Task details: Report the count of lines below that include "International", without any other text.

Entries from a visual dataset:
----
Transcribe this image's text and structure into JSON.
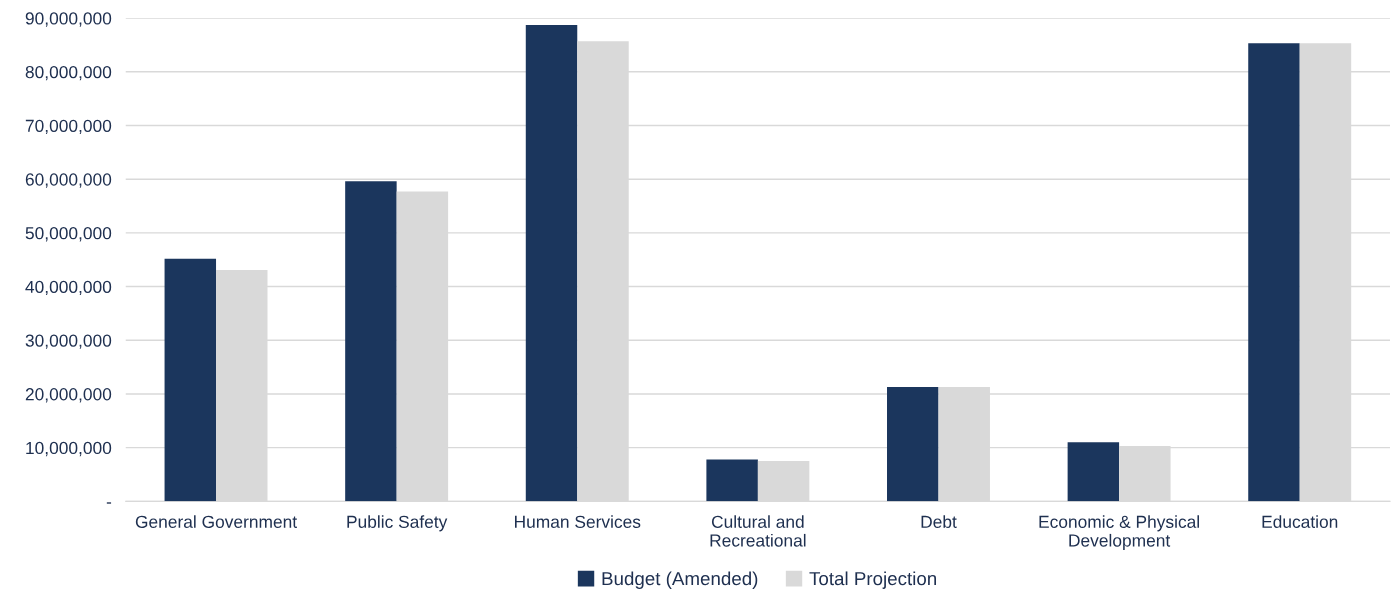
{
  "chart_data": {
    "type": "bar",
    "categories": [
      "General Government",
      "Public Safety",
      "Human Services",
      "Cultural and\nRecreational",
      "Debt",
      "Economic & Physical\nDevelopment",
      "Education"
    ],
    "series": [
      {
        "name": "Budget (Amended)",
        "color": "#1b365d",
        "values": [
          45200000,
          59600000,
          88700000,
          7800000,
          21300000,
          11000000,
          85300000
        ]
      },
      {
        "name": "Total Projection",
        "color": "#d9d9d9",
        "values": [
          43100000,
          57700000,
          85700000,
          7500000,
          21300000,
          10300000,
          85300000
        ]
      }
    ],
    "ylim": [
      0,
      90000000
    ],
    "yticks": [
      {
        "value": 0,
        "label": "-"
      },
      {
        "value": 10000000,
        "label": "10,000,000"
      },
      {
        "value": 20000000,
        "label": "20,000,000"
      },
      {
        "value": 30000000,
        "label": "30,000,000"
      },
      {
        "value": 40000000,
        "label": "40,000,000"
      },
      {
        "value": 50000000,
        "label": "50,000,000"
      },
      {
        "value": 60000000,
        "label": "60,000,000"
      },
      {
        "value": 70000000,
        "label": "70,000,000"
      },
      {
        "value": 80000000,
        "label": "80,000,000"
      },
      {
        "value": 90000000,
        "label": "90,000,000"
      }
    ],
    "grid": "y",
    "legend": "bottom"
  }
}
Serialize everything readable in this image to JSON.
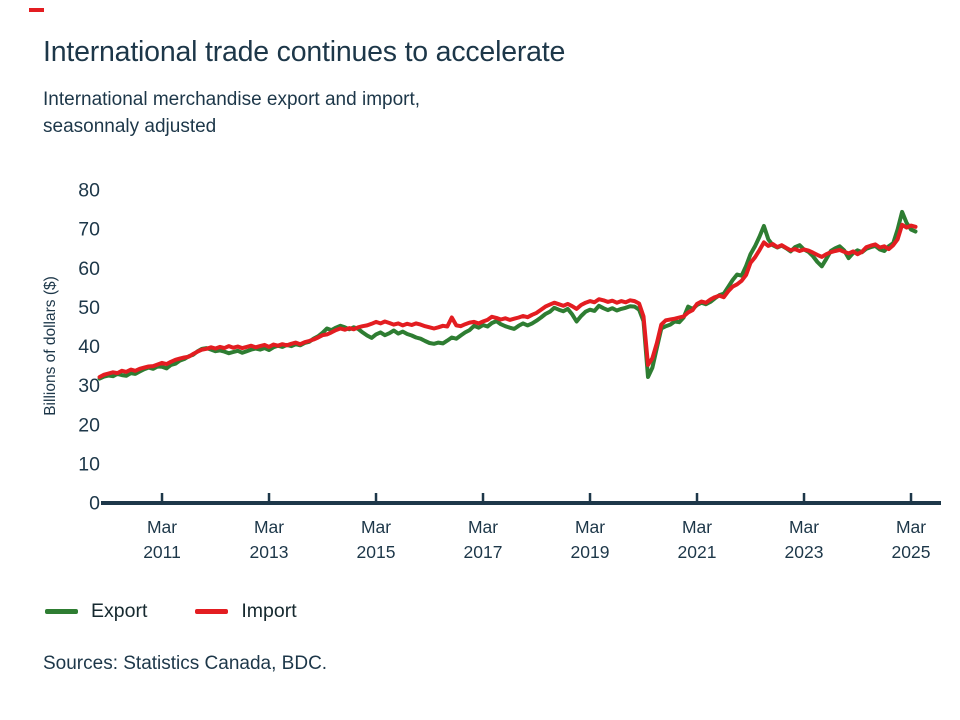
{
  "colors": {
    "text": "#1d3749",
    "axis": "#1d3749",
    "export_green": "#2e7d32",
    "import_red": "#e31d21",
    "background": "#ffffff"
  },
  "header": {
    "title": "International trade continues to accelerate",
    "subtitle_line1": "International merchandise export and import,",
    "subtitle_line2": "seasonnaly adjusted"
  },
  "legend": {
    "items": [
      {
        "label": "Export",
        "color": "#2e7d32"
      },
      {
        "label": "Import",
        "color": "#e31d21"
      }
    ]
  },
  "footer": {
    "sources": "Sources: Statistics Canada, BDC."
  },
  "chart_data": {
    "type": "line",
    "title": "International trade continues to accelerate",
    "subtitle": "International merchandise export and import, seasonnaly adjusted",
    "ylabel": "Billions of dollars ($)",
    "xlabel": "",
    "ylim": [
      0,
      80
    ],
    "yticks": [
      0,
      10,
      20,
      30,
      40,
      50,
      60,
      70,
      80
    ],
    "grid": false,
    "legend_position": "bottom-left",
    "frequency": "monthly",
    "x_start": "2010-01",
    "x_end": "2025-04",
    "xticks": [
      {
        "label_top": "Mar",
        "label_bottom": "2011",
        "month_index": 14
      },
      {
        "label_top": "Mar",
        "label_bottom": "2013",
        "month_index": 38
      },
      {
        "label_top": "Mar",
        "label_bottom": "2015",
        "month_index": 62
      },
      {
        "label_top": "Mar",
        "label_bottom": "2017",
        "month_index": 86
      },
      {
        "label_top": "Mar",
        "label_bottom": "2019",
        "month_index": 110
      },
      {
        "label_top": "Mar",
        "label_bottom": "2021",
        "month_index": 134
      },
      {
        "label_top": "Mar",
        "label_bottom": "2023",
        "month_index": 158
      },
      {
        "label_top": "Mar",
        "label_bottom": "2025",
        "month_index": 182
      }
    ],
    "series": [
      {
        "name": "Export",
        "color": "#2e7d32",
        "values": [
          31.8,
          32.3,
          32.6,
          32.4,
          33.0,
          32.7,
          32.5,
          33.2,
          33.0,
          33.6,
          34.2,
          34.6,
          34.3,
          34.9,
          34.8,
          34.4,
          35.3,
          35.6,
          36.4,
          36.8,
          37.5,
          37.9,
          38.8,
          39.4,
          39.6,
          39.2,
          38.8,
          39.0,
          38.7,
          38.3,
          38.6,
          38.9,
          38.4,
          38.8,
          39.2,
          39.5,
          39.2,
          39.6,
          39.1,
          39.8,
          40.2,
          39.9,
          40.4,
          40.1,
          40.6,
          40.3,
          40.9,
          41.2,
          42.0,
          42.6,
          43.5,
          44.6,
          44.2,
          44.8,
          45.3,
          44.9,
          44.4,
          44.9,
          44.5,
          43.6,
          42.8,
          42.2,
          43.1,
          43.6,
          42.9,
          43.4,
          44.1,
          43.3,
          43.8,
          43.2,
          42.8,
          42.3,
          42.0,
          41.4,
          40.9,
          40.7,
          41.0,
          40.8,
          41.5,
          42.3,
          42.0,
          42.8,
          43.6,
          44.2,
          45.3,
          44.8,
          45.5,
          45.1,
          46.0,
          46.5,
          45.7,
          45.2,
          44.8,
          44.5,
          45.3,
          45.9,
          45.4,
          45.9,
          46.6,
          47.4,
          48.3,
          48.9,
          49.9,
          49.4,
          49.0,
          49.6,
          48.2,
          46.4,
          47.8,
          48.9,
          49.4,
          49.1,
          50.4,
          49.8,
          49.3,
          49.8,
          49.2,
          49.6,
          49.9,
          50.3,
          50.2,
          49.4,
          46.5,
          32.2,
          34.6,
          39.7,
          44.6,
          45.2,
          45.6,
          46.4,
          46.2,
          47.4,
          50.2,
          49.6,
          50.6,
          51.2,
          50.8,
          51.4,
          52.3,
          53.1,
          53.5,
          55.2,
          57.0,
          58.4,
          58.1,
          60.6,
          63.6,
          65.6,
          68.0,
          70.8,
          67.4,
          65.9,
          65.3,
          65.8,
          65.1,
          64.3,
          65.4,
          65.9,
          64.8,
          64.2,
          63.1,
          61.6,
          60.5,
          62.4,
          64.4,
          65.1,
          65.6,
          64.6,
          62.6,
          63.9,
          64.6,
          64.1,
          65.0,
          65.4,
          65.7,
          64.8,
          64.4,
          65.6,
          66.4,
          69.9,
          74.4,
          71.6,
          69.9,
          69.4
        ]
      },
      {
        "name": "Import",
        "color": "#e31d21",
        "values": [
          32.2,
          32.8,
          33.1,
          33.4,
          33.2,
          33.8,
          33.5,
          34.1,
          33.8,
          34.3,
          34.6,
          34.9,
          35.0,
          35.4,
          35.8,
          35.5,
          36.1,
          36.6,
          36.9,
          37.2,
          37.4,
          38.1,
          38.7,
          39.2,
          39.4,
          39.8,
          39.5,
          39.9,
          39.6,
          40.1,
          39.7,
          40.0,
          39.6,
          39.9,
          40.2,
          39.8,
          40.1,
          40.4,
          39.9,
          40.5,
          40.2,
          40.6,
          40.3,
          40.7,
          41.0,
          40.6,
          41.1,
          41.4,
          41.8,
          42.3,
          42.9,
          43.1,
          43.6,
          44.2,
          44.6,
          44.3,
          44.7,
          44.4,
          44.9,
          45.2,
          45.4,
          45.8,
          46.3,
          45.9,
          46.4,
          46.0,
          45.6,
          45.9,
          45.4,
          45.8,
          45.5,
          45.9,
          45.6,
          45.2,
          44.9,
          44.6,
          44.9,
          45.3,
          45.1,
          47.4,
          45.4,
          45.2,
          45.7,
          46.1,
          46.3,
          45.9,
          46.4,
          46.8,
          47.6,
          47.3,
          46.9,
          47.2,
          46.8,
          47.1,
          47.4,
          47.8,
          47.5,
          48.1,
          48.6,
          49.4,
          50.2,
          50.7,
          51.2,
          50.8,
          50.4,
          50.9,
          50.3,
          49.6,
          50.6,
          51.2,
          51.6,
          51.3,
          52.1,
          51.8,
          51.4,
          51.7,
          51.2,
          51.6,
          51.3,
          51.8,
          51.6,
          51.0,
          47.7,
          35.3,
          37.0,
          40.9,
          45.6,
          46.7,
          46.9,
          47.1,
          47.4,
          47.7,
          48.7,
          49.3,
          50.9,
          51.5,
          51.2,
          52.0,
          52.6,
          53.0,
          52.6,
          54.1,
          55.3,
          55.9,
          56.8,
          58.3,
          61.4,
          62.8,
          64.6,
          66.6,
          65.7,
          66.2,
          65.4,
          65.9,
          65.2,
          64.6,
          64.9,
          64.4,
          64.8,
          64.5,
          64.0,
          63.4,
          62.9,
          63.6,
          64.1,
          64.4,
          64.7,
          64.2,
          63.8,
          64.3,
          63.6,
          64.2,
          65.4,
          65.8,
          66.1,
          65.3,
          65.6,
          64.9,
          65.9,
          67.4,
          71.1,
          70.4,
          70.9,
          70.6
        ]
      }
    ]
  }
}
----
Finished exercise: 4